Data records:
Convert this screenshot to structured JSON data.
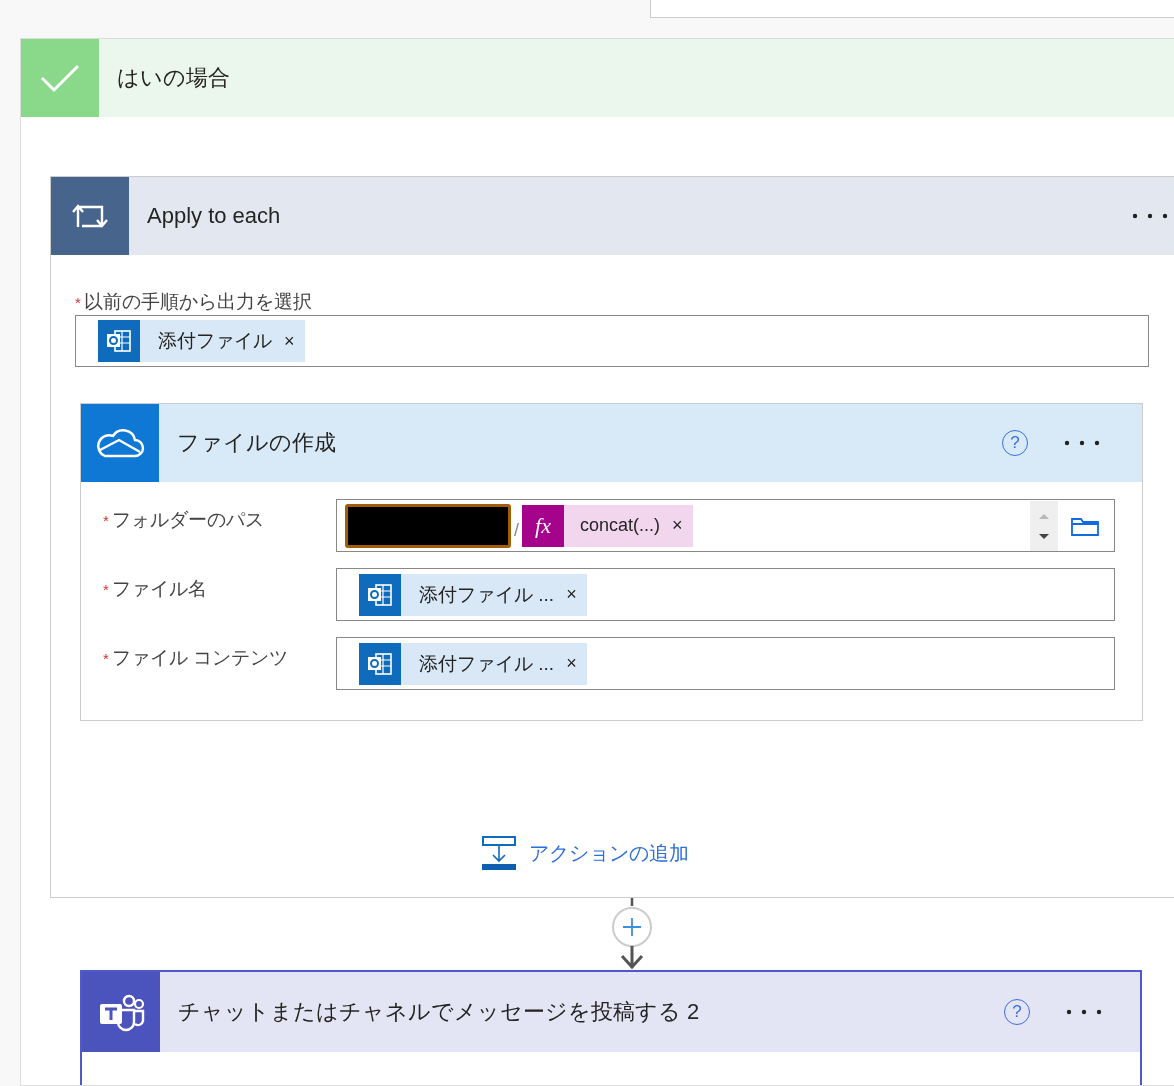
{
  "condition": {
    "title": "はいの場合"
  },
  "loop": {
    "title": "Apply to each",
    "field": {
      "mark": "*",
      "label": "以前の手順から出力を選択",
      "tokens": [
        {
          "kind": "outlook",
          "text": "添付ファイル",
          "remove": "×"
        }
      ]
    },
    "action": {
      "title": "ファイルの作成",
      "help": "?",
      "fields": [
        {
          "mark": "*",
          "label": "フォルダーのパス",
          "picker": true,
          "tokens": [
            {
              "kind": "redacted"
            },
            {
              "kind": "separator",
              "text": "/"
            },
            {
              "kind": "expression",
              "badge": "fx",
              "text": "concat(...)",
              "remove": "×"
            }
          ]
        },
        {
          "mark": "*",
          "label": "ファイル名",
          "picker": false,
          "tokens": [
            {
              "kind": "outlook",
              "text": "添付ファイル ...",
              "remove": "×"
            }
          ]
        },
        {
          "mark": "*",
          "label": "ファイル コンテンツ",
          "picker": false,
          "tokens": [
            {
              "kind": "outlook",
              "text": "添付ファイル ...",
              "remove": "×"
            }
          ]
        }
      ]
    },
    "add_action": "アクションの追加"
  },
  "next_action": {
    "title": "チャットまたはチャネルでメッセージを投稿する 2",
    "help": "?"
  }
}
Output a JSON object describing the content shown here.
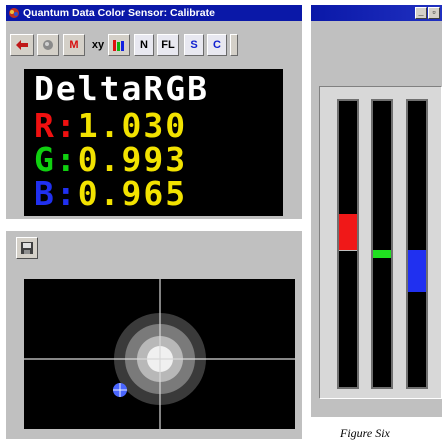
{
  "sensor_window": {
    "title": "Quantum Data Color Sensor: Calibrate",
    "toolbar": [
      {
        "icon": "arrow-left-icon",
        "name": "back-button"
      },
      {
        "icon": "record-dot-icon",
        "name": "record-button"
      },
      {
        "label": "M",
        "color": "#d81010",
        "name": "mode-m-button"
      },
      {
        "label": "xy",
        "color": "#000000",
        "name": "xy-button"
      },
      {
        "icon": "rgb-bars-icon",
        "name": "rgb-bars-button"
      },
      {
        "label": "N",
        "color": "#000000",
        "name": "n-button"
      },
      {
        "label": "FL",
        "color": "#000000",
        "name": "fl-button"
      },
      {
        "label": "S",
        "color": "#1020d0",
        "name": "s-button"
      },
      {
        "label": "C",
        "color": "#1020d0",
        "name": "c-button"
      }
    ],
    "readout": {
      "title": "DeltaRGB",
      "r": {
        "label": "R:",
        "value": "1.030",
        "color": "#f01010"
      },
      "g": {
        "label": "G:",
        "value": "0.993",
        "color": "#10d010"
      },
      "b": {
        "label": "B:",
        "value": "0.965",
        "color": "#2030f0"
      }
    }
  },
  "bars_window": {
    "bars": [
      {
        "name": "red",
        "color": "#f01818",
        "value": 1.03
      },
      {
        "name": "green",
        "color": "#20e020",
        "value": 0.993
      },
      {
        "name": "blue",
        "color": "#2030f0",
        "value": 0.965
      }
    ]
  },
  "target_window": {
    "pin_icon": "floppy-disk-icon",
    "point_marker": "crosshair-dot-icon"
  },
  "caption": "Figure Six"
}
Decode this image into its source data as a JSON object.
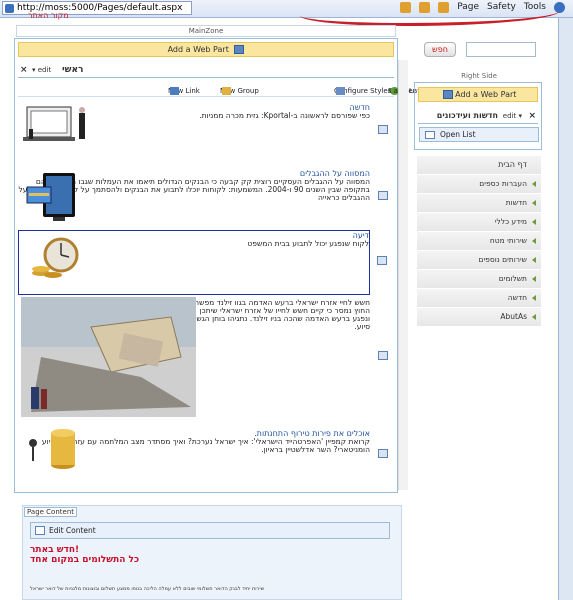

**Task objective:**
Write the material out again exactly as it appears, dropping the pictures.

**Answer to the task:**
Convert this screenshot to structured JSON data.
{
  "condition": {
    "title": "はいの場合"
  },
  "loop": {
    "title": "Apply to each",
    "field": {
      "mark": "*",
      "label": "以前の手順から出力を選択",
      "tokens": [
        {
          "kind": "outlook",
          "text": "添付ファイル",
          "remove": "×"
        }
      ]
    },
    "action": {
      "title": "ファイルの作成",
      "help": "?",
      "fields": [
        {
          "mark": "*",
          "label": "フォルダーのパス",
          "picker": true,
          "tokens": [
            {
              "kind": "redacted"
            },
            {
              "kind": "separator",
              "text": "/"
            },
            {
              "kind": "expression",
              "badge": "fx",
              "text": "concat(...)",
              "remove": "×"
            }
          ]
        },
        {
          "mark": "*",
          "label": "ファイル名",
          "picker": false,
          "tokens": [
            {
              "kind": "outlook",
              "text": "添付ファイル ...",
              "remove": "×"
            }
          ]
        },
        {
          "mark": "*",
          "label": "ファイル コンテンツ",
          "picker": false,
          "tokens": [
            {
              "kind": "outlook",
              "text": "添付ファイル ...",
              "remove": "×"
            }
          ]
        }
      ]
    },
    "add_action": "アクションの追加"
  },
  "next_action": {
    "title": "チャットまたはチャネルでメッセージを投稿する 2",
    "help": "?"
  }
}
Output a JSON object describing the content shown here.
{
  "sensor_window": {
    "title": "Quantum Data Color Sensor: Calibrate",
    "toolbar": [
      {
        "icon": "arrow-left-icon",
        "name": "back-button"
      },
      {
        "icon": "record-dot-icon",
        "name": "record-button"
      },
      {
        "label": "M",
        "color": "#d81010",
        "name": "mode-m-button"
      },
      {
        "label": "xy",
        "color": "#000000",
        "name": "xy-button"
      },
      {
        "icon": "rgb-bars-icon",
        "name": "rgb-bars-button"
      },
      {
        "label": "N",
        "color": "#000000",
        "name": "n-button"
      },
      {
        "label": "FL",
        "color": "#000000",
        "name": "fl-button"
      },
      {
        "label": "S",
        "color": "#1020d0",
        "name": "s-button"
      },
      {
        "label": "C",
        "color": "#1020d0",
        "name": "c-button"
      }
    ],
    "readout": {
      "title": "DeltaRGB",
      "r": {
        "label": "R:",
        "value": "1.030",
        "color": "#f01010"
      },
      "g": {
        "label": "G:",
        "value": "0.993",
        "color": "#10d010"
      },
      "b": {
        "label": "B:",
        "value": "0.965",
        "color": "#2030f0"
      }
    }
  },
  "bars_window": {
    "bars": [
      {
        "name": "red",
        "color": "#f01818",
        "value": 1.03
      },
      {
        "name": "green",
        "color": "#20e020",
        "value": 0.993
      },
      {
        "name": "blue",
        "color": "#2030f0",
        "value": 0.965
      }
    ]
  },
  "target_window": {
    "pin_icon": "floppy-disk-icon",
    "point_marker": "crosshair-dot-icon"
  },
  "caption": "Figure Six"
}
Decode this image into its source data as a JSON object.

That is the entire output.